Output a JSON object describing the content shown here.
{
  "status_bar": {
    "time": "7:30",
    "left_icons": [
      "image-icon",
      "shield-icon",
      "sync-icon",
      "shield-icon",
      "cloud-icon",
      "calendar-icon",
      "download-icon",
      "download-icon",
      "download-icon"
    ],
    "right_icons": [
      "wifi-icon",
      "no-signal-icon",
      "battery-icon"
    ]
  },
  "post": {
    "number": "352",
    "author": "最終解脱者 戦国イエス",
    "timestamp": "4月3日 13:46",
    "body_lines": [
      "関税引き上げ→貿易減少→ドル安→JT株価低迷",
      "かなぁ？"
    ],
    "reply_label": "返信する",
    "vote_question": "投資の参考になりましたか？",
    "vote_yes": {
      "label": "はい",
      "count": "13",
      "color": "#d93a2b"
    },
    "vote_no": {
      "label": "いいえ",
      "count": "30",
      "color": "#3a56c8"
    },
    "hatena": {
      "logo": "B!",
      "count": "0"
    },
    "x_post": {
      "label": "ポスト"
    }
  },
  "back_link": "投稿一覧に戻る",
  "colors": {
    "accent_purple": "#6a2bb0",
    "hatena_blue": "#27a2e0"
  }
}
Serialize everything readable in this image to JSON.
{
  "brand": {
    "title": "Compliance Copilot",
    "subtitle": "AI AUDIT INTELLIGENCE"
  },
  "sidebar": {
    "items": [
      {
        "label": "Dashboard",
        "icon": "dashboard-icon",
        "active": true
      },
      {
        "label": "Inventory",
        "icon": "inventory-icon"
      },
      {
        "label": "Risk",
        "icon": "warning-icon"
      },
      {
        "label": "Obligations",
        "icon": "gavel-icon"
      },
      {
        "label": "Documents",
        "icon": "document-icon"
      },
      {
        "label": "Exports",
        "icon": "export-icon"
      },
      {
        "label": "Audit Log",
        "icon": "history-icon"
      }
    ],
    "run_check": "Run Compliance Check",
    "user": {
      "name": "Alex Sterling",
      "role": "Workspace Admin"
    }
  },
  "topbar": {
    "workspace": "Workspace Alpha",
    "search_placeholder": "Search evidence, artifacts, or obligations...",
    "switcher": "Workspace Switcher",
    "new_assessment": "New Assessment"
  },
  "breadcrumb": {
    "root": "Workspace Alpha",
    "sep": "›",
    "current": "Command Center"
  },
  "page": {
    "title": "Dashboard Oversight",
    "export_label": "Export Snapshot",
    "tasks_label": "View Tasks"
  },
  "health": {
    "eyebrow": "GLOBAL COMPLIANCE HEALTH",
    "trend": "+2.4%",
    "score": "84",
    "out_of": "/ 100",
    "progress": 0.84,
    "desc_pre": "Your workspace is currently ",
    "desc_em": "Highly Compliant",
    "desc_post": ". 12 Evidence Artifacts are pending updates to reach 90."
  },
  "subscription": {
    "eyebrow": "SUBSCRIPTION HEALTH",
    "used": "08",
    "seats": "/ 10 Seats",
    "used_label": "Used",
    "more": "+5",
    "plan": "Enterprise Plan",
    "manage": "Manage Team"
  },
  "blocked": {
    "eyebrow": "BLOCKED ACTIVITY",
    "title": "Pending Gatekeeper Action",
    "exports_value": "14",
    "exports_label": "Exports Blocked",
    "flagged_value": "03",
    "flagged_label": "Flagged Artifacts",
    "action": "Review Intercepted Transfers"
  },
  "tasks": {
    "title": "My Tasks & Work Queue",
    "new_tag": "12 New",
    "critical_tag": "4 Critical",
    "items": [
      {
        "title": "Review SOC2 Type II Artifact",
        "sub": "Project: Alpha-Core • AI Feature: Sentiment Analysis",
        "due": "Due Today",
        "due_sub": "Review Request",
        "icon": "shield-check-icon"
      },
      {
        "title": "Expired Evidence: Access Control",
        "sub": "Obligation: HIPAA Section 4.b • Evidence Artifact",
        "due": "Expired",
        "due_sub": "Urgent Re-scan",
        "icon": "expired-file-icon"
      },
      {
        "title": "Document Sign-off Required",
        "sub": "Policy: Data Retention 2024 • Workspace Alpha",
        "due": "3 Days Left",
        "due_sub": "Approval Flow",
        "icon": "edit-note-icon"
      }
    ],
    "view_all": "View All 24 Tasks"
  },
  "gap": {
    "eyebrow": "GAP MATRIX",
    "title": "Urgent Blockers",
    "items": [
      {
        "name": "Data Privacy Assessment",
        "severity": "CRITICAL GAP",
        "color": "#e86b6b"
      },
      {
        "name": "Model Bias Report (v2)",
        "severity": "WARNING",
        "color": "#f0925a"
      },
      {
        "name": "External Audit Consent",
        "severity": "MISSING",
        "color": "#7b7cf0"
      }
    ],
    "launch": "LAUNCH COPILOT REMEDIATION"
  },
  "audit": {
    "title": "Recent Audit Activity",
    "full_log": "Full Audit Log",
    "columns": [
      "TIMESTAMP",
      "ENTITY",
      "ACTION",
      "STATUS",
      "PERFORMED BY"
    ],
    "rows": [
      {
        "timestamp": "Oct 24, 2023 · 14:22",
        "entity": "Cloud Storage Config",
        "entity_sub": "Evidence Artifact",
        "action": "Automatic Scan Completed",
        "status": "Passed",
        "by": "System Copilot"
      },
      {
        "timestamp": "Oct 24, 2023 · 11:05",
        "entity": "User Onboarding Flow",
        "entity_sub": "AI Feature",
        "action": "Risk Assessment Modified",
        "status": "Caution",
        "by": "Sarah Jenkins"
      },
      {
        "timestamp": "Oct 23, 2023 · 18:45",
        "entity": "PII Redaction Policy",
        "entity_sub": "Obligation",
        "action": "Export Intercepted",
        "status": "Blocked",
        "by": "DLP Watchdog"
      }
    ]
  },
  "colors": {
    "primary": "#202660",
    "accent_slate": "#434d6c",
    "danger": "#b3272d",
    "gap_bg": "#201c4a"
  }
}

▶ [Stated goal]:
Look through the lines above and collect those with the word "eyebrow".

▶ [Task output]:
    "eyebrow": "GLOBAL COMPLIANCE HEALTH",
    "eyebrow": "SUBSCRIPTION HEALTH",
    "eyebrow": "BLOCKED ACTIVITY",
    "eyebrow": "GAP MATRIX",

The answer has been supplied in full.